__Request__:
Copy out all the records, word for word.

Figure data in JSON
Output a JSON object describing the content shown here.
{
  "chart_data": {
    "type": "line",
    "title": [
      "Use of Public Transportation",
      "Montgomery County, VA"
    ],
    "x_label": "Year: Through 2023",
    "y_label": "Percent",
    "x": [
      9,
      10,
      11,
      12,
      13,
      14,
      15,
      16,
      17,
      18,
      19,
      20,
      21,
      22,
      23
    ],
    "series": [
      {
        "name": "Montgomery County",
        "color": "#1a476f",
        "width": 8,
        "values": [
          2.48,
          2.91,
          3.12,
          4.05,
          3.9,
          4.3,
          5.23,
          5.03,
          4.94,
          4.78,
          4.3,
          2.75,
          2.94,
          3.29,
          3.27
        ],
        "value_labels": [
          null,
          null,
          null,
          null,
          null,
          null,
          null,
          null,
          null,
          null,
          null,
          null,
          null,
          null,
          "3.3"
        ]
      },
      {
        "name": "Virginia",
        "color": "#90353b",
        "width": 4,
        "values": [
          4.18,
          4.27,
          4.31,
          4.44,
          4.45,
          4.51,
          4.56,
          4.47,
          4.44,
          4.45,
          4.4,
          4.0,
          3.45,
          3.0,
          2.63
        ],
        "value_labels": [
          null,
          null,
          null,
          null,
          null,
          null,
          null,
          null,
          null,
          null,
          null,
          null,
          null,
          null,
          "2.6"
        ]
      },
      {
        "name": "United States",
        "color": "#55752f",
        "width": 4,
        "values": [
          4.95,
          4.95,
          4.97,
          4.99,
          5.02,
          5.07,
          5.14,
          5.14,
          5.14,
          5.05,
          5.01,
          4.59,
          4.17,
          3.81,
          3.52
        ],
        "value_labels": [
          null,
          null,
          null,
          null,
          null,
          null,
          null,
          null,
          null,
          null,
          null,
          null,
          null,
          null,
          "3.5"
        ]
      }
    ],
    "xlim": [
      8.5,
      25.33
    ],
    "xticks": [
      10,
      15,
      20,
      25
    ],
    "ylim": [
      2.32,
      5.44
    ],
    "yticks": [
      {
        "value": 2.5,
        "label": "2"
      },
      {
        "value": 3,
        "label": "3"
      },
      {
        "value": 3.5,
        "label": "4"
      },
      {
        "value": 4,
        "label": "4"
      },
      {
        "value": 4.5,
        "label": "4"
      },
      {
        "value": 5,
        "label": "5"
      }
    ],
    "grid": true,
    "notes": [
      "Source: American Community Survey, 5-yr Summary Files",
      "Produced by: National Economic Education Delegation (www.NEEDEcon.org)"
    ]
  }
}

__Solution to the problem__:
Output a JSON object describing the content shown here.
{
  "chart_data": {
    "type": "line",
    "title": [
      "Use of Public Transportation",
      "Montgomery County, VA"
    ],
    "x_label": "Year: Through 2023",
    "y_label": "Percent",
    "x": [
      9,
      10,
      11,
      12,
      13,
      14,
      15,
      16,
      17,
      18,
      19,
      20,
      21,
      22,
      23
    ],
    "series": [
      {
        "name": "Montgomery County",
        "color": "#1a476f",
        "width": 8,
        "values": [
          2.48,
          2.91,
          3.12,
          4.05,
          3.9,
          4.3,
          5.23,
          5.03,
          4.94,
          4.78,
          4.3,
          2.75,
          2.94,
          3.29,
          3.27
        ],
        "value_labels": [
          null,
          null,
          null,
          null,
          null,
          null,
          null,
          null,
          null,
          null,
          null,
          null,
          null,
          null,
          "3.3"
        ]
      },
      {
        "name": "Virginia",
        "color": "#90353b",
        "width": 4,
        "values": [
          4.18,
          4.27,
          4.31,
          4.44,
          4.45,
          4.51,
          4.56,
          4.47,
          4.44,
          4.45,
          4.4,
          4.0,
          3.45,
          3.0,
          2.63
        ],
        "value_labels": [
          null,
          null,
          null,
          null,
          null,
          null,
          null,
          null,
          null,
          null,
          null,
          null,
          null,
          null,
          "2.6"
        ]
      },
      {
        "name": "United States",
        "color": "#55752f",
        "width": 4,
        "values": [
          4.95,
          4.95,
          4.97,
          4.99,
          5.02,
          5.07,
          5.14,
          5.14,
          5.14,
          5.05,
          5.01,
          4.59,
          4.17,
          3.81,
          3.52
        ],
        "value_labels": [
          null,
          null,
          null,
          null,
          null,
          null,
          null,
          null,
          null,
          null,
          null,
          null,
          null,
          null,
          "3.5"
        ]
      }
    ],
    "xlim": [
      8.5,
      25.33
    ],
    "xticks": [
      10,
      15,
      20,
      25
    ],
    "ylim": [
      2.32,
      5.44
    ],
    "yticks": [
      {
        "value": 2.5,
        "label": "2"
      },
      {
        "value": 3,
        "label": "3"
      },
      {
        "value": 3.5,
        "label": "4"
      },
      {
        "value": 4,
        "label": "4"
      },
      {
        "value": 4.5,
        "label": "4"
      },
      {
        "value": 5,
        "label": "5"
      }
    ],
    "grid": true,
    "notes": [
      "Source: American Community Survey, 5-yr Summary Files",
      "Produced by: National Economic Education Delegation (www.NEEDEcon.org)"
    ]
  }
}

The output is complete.